Text provided:
* * * *

TP Review - November 2018

TP Review - November 2018

A Note from BDO’s Transfer Pricing Practice

This issue of TP Review covers important changes around the world in today’s transfer pricing climate.
This month, many of the updates focus on updated guidance and increased implementation of the OECD’s BEPS measures. In the United States, U.S. cost sharing regulations remain under scrutiny in the Altera v. Commissioner court case. 
BDO USA’s Transfer Pricing Team


US News

After the U.S. Court of Appeals for the Ninth Circuit overturned the 2015 Tax Court decision in Altera v. Commissioner on July 24, 2108, the rehearing in the Ninth Circuit recommenced in October with a new judge, Susan P. Graber, on the panel. Judge Graber questioned Altera Corporation’s counsel on whether its cost-sharing arrangements involve a license or transfer of intangible property, which may subject them to the commensurate-with-income standard to value assets exchanged between related companies under Section 482 of the U.S. tax code. Cisco Systems, Inc. responded to Judge Graber’s argument in an October 23 follow-up letter, asserting that the U.S. Treasury Regulations only require parties to share research and development costs, and that there is no need to separately value the development of global intangibles. The case is still in the oral argument phase, with a final verdict likely to be issued by the end of this year.
You can read the U.S. Tax Court’s original 2015 opinion on the matter here.
In late October, the U.S. Treasury announced that the U.S. and Japan have entered into a CAA to exchange CbC reports on large multinationals. The purpose of the agreement is to reduce tax reporting burdens of large multinationals headquartered in both countries, in addition to increasing transparency between the U.S. and Japan. This is one of the latest developments in the CbC framework, which was established in the 2015 OECD/G20 BEPS agreements.  

You can read the U.S.-Japan CAA here.


OECD/Global News

The European Commision has issued a recommendation that European Union member states use all available mechanisms to improve coordination in transfer pricing enforcement. The recommendation, issued through an October 18 paper, recommends the use of transfer pricing controls, similar to the concept of joint audits, to prevent double taxation and double nontaxation. The paper states that coordinated efforts would be most helpful when a domestic audit is unable to provide a full picture of the taxpayers activities.
You can read the European Commission’s report here.

* * * *

Recorded data:
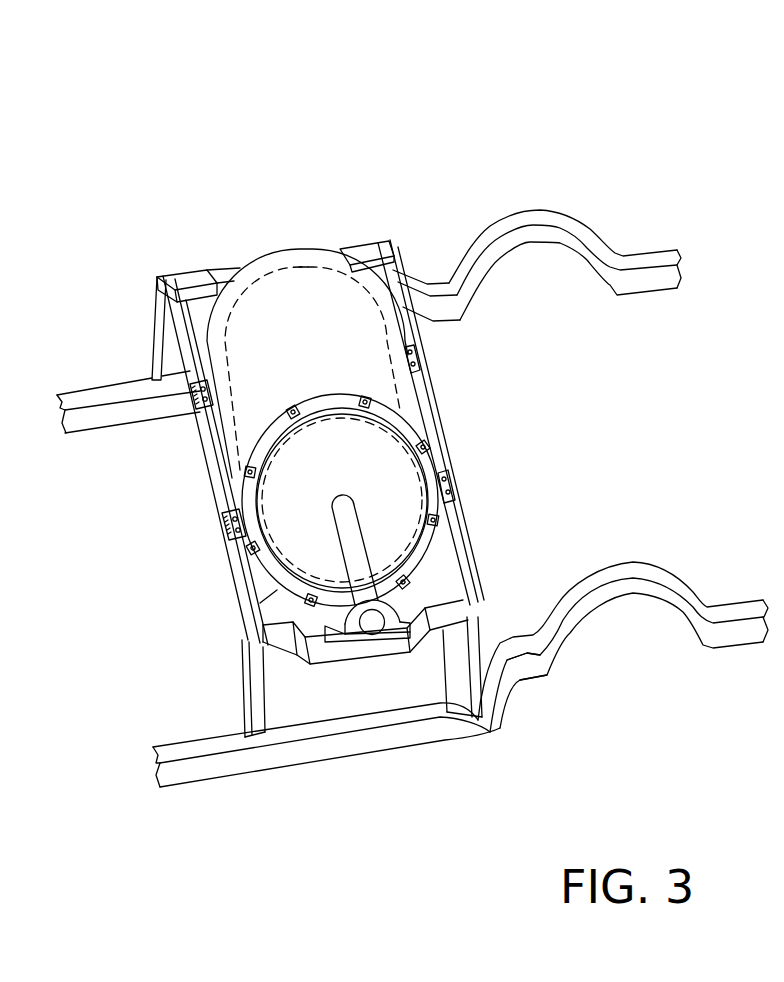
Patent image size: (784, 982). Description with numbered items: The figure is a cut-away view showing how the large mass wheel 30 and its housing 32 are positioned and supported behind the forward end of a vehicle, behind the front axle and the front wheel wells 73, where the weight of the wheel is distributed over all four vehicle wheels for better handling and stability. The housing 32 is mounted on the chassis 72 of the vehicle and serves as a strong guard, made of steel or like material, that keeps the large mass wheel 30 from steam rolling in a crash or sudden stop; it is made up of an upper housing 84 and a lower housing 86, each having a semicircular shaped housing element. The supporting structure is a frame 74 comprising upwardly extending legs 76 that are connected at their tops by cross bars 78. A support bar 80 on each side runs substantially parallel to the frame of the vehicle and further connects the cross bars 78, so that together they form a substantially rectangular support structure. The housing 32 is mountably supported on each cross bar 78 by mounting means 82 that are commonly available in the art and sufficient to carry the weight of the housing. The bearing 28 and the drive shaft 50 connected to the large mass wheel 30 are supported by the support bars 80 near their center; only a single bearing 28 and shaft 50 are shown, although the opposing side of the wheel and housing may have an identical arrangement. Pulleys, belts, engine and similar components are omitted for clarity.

The bearing 28 is at (352, 632).
The large mass wheel 30 is at (270, 312).
The housing 32 is at (288, 230).
The drive shaft 50 is at (352, 545).
The chassis 72 is at (542, 667).
The wheel wells 73 is at (522, 198).
The frame 74 is at (180, 522).
The legs 76 is at (152, 345).
The cross bars 78 is at (240, 575).
The support bar 80 is at (180, 278).
The mounting means 82 is at (197, 402).
The upper housing 84 is at (323, 266).
The lower housing 86 is at (275, 590).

* * * *

Your objective: According to the November 2018 transfer pricing review, what did the European Commission recommend that European Union member states do?

Correct result: Use all available mechanisms to improve coordination in transfer pricing enforcement.